Supplied entries >>
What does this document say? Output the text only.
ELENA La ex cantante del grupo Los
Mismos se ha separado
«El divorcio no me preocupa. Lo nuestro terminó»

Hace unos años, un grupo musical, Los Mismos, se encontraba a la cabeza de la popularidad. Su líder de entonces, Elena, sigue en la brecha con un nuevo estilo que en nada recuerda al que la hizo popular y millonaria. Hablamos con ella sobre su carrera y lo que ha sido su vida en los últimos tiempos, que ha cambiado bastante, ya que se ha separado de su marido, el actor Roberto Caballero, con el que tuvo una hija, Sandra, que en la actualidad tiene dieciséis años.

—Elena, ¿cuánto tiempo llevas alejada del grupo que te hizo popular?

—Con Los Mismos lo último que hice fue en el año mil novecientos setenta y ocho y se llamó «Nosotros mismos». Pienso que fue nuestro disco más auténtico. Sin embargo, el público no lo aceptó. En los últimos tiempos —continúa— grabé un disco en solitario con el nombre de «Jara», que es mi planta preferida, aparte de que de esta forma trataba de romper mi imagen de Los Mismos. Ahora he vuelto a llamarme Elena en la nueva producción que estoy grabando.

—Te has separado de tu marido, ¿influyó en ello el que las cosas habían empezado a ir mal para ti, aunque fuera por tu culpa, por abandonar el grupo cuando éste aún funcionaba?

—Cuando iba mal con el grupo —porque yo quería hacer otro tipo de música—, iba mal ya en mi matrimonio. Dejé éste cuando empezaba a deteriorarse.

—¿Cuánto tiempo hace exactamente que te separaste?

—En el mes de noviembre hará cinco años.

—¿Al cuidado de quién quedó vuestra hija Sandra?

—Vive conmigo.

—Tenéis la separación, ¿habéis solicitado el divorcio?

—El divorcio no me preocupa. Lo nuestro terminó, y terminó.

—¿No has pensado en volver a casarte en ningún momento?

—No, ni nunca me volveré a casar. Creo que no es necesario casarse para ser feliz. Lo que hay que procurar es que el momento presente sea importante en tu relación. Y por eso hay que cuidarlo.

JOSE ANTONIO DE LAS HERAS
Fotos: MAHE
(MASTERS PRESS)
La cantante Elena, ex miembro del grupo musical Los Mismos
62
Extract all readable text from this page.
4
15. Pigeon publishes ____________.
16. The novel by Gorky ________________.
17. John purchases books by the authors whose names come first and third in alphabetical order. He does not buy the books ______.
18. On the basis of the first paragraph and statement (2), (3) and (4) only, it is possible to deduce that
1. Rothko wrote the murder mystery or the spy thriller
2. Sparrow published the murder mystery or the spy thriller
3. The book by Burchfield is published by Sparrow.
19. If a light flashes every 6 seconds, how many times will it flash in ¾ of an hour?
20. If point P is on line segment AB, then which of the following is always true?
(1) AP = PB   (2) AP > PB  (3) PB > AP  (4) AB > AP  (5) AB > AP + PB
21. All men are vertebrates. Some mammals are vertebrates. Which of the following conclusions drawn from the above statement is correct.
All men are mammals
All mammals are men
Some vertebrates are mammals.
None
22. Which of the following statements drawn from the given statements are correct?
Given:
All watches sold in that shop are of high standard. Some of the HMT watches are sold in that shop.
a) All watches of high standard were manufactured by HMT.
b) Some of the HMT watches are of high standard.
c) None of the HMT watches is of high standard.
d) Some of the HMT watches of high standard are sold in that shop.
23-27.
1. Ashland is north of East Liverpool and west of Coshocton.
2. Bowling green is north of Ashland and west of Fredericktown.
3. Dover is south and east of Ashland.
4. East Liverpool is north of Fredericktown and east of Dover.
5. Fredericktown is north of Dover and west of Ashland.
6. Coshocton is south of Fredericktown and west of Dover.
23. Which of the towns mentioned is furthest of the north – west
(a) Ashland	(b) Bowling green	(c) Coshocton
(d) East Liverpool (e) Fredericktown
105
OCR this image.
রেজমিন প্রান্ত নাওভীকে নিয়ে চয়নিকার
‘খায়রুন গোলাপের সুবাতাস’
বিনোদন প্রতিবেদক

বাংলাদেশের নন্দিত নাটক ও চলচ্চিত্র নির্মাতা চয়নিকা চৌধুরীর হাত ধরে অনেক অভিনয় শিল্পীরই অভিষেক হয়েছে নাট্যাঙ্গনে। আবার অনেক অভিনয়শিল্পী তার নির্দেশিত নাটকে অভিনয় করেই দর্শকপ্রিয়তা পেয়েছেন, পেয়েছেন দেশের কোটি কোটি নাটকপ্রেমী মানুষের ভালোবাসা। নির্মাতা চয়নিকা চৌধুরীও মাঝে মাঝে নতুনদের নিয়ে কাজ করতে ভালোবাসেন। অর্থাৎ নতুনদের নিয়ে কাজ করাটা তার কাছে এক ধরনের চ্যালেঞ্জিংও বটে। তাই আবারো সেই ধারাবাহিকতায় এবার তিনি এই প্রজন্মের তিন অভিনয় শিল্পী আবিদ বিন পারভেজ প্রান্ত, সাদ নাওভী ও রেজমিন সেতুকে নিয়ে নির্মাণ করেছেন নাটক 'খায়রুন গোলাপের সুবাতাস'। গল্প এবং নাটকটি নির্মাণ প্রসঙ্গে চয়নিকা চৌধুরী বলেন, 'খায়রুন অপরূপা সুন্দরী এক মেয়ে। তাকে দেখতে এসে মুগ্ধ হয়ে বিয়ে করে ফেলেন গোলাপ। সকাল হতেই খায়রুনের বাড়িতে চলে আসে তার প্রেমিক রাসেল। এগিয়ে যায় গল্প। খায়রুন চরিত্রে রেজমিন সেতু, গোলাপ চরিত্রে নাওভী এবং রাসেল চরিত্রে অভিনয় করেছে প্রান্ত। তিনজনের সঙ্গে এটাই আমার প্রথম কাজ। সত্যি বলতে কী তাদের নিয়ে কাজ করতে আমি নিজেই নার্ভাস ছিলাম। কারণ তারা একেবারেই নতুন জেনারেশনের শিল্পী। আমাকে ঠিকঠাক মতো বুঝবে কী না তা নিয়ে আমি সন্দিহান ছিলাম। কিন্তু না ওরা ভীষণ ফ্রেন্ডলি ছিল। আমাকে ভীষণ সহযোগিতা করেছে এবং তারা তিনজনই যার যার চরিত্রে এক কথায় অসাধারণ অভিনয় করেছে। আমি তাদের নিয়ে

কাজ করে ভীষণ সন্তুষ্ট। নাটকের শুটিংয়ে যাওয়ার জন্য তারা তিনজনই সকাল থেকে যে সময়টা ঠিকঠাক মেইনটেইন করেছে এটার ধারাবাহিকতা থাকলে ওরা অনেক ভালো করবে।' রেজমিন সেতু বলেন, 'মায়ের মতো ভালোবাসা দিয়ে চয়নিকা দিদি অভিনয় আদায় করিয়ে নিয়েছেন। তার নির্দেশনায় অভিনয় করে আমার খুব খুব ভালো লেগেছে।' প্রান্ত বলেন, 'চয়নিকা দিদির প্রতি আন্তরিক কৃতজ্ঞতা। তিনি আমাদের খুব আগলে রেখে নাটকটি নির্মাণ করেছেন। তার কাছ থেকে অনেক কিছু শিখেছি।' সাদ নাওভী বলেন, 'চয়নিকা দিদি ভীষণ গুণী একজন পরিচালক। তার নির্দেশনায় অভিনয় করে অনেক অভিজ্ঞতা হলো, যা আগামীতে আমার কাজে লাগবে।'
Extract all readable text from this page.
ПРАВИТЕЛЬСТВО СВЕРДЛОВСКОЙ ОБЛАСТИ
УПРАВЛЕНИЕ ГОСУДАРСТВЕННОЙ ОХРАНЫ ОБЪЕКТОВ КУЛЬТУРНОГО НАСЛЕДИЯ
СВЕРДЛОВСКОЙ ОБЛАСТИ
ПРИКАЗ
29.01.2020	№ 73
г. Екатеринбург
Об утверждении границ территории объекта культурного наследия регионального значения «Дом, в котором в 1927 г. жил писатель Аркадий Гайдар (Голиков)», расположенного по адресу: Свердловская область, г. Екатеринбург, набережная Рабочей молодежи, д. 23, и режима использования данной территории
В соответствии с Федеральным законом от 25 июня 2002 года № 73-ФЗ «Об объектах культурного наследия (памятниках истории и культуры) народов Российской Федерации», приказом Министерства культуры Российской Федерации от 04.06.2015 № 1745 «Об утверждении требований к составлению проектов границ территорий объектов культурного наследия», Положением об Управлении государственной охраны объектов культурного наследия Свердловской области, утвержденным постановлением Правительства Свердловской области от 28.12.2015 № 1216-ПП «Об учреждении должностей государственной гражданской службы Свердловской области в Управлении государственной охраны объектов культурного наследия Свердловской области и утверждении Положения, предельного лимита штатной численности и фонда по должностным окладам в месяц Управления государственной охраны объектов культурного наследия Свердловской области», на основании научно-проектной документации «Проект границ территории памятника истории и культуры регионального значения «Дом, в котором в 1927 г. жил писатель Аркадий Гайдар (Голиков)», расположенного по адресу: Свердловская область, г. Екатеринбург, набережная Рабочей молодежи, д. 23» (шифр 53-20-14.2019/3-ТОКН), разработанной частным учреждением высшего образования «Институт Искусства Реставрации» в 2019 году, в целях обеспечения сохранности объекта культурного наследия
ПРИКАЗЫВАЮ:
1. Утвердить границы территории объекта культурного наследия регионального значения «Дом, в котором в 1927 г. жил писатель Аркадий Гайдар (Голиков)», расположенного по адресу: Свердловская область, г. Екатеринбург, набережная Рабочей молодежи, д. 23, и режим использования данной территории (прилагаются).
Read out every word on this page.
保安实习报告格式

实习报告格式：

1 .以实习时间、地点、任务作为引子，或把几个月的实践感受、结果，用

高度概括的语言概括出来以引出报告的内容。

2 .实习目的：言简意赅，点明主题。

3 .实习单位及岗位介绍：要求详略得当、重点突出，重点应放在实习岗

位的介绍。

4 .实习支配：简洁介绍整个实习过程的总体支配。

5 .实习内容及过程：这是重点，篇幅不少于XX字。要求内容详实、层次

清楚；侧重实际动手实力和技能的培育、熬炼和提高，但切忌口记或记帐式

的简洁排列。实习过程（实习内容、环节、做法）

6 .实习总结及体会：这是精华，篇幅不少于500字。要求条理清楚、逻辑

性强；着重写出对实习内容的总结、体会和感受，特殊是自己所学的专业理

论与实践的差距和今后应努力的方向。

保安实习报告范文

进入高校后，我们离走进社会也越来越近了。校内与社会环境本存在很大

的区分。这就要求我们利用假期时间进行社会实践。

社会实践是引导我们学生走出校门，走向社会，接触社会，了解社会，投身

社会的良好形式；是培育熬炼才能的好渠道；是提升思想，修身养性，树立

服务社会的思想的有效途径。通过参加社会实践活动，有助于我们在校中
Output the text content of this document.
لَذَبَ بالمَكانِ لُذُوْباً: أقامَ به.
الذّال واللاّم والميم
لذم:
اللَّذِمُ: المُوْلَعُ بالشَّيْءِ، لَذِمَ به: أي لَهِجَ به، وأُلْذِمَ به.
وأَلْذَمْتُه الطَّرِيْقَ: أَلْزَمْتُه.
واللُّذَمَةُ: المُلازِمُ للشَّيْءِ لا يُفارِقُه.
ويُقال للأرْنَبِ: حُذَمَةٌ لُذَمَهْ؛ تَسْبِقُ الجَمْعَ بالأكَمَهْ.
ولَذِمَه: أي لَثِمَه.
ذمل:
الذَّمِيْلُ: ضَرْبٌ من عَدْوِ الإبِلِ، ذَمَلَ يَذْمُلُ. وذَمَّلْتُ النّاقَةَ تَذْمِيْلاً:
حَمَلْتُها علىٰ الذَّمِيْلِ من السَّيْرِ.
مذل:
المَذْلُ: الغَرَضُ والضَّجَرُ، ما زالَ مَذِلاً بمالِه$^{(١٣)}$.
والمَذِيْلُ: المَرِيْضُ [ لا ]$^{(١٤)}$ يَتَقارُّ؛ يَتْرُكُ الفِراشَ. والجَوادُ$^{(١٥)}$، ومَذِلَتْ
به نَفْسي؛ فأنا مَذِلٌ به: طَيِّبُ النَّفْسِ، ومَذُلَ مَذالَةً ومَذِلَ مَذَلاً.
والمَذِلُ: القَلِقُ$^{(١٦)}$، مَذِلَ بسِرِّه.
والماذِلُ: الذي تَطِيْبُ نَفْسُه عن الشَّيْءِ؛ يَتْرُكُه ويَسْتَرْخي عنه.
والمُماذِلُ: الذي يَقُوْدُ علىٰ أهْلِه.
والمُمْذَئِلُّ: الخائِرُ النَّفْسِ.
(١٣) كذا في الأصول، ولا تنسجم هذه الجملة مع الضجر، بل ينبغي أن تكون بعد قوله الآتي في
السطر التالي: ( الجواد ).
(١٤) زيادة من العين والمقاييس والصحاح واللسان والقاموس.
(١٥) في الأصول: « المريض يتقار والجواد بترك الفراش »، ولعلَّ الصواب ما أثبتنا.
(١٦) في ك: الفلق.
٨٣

What to produce >> Wherever "west" shows up in a line, copy that line.

Finished task >>
1. Ashland is north of East Liverpool and west of Coshocton.
2. Bowling green is north of Ashland and west of Fredericktown.
5. Fredericktown is north of Dover and west of Ashland.
6. Coshocton is south of Fredericktown and west of Dover.
23. Which of the towns mentioned is furthest of the north – west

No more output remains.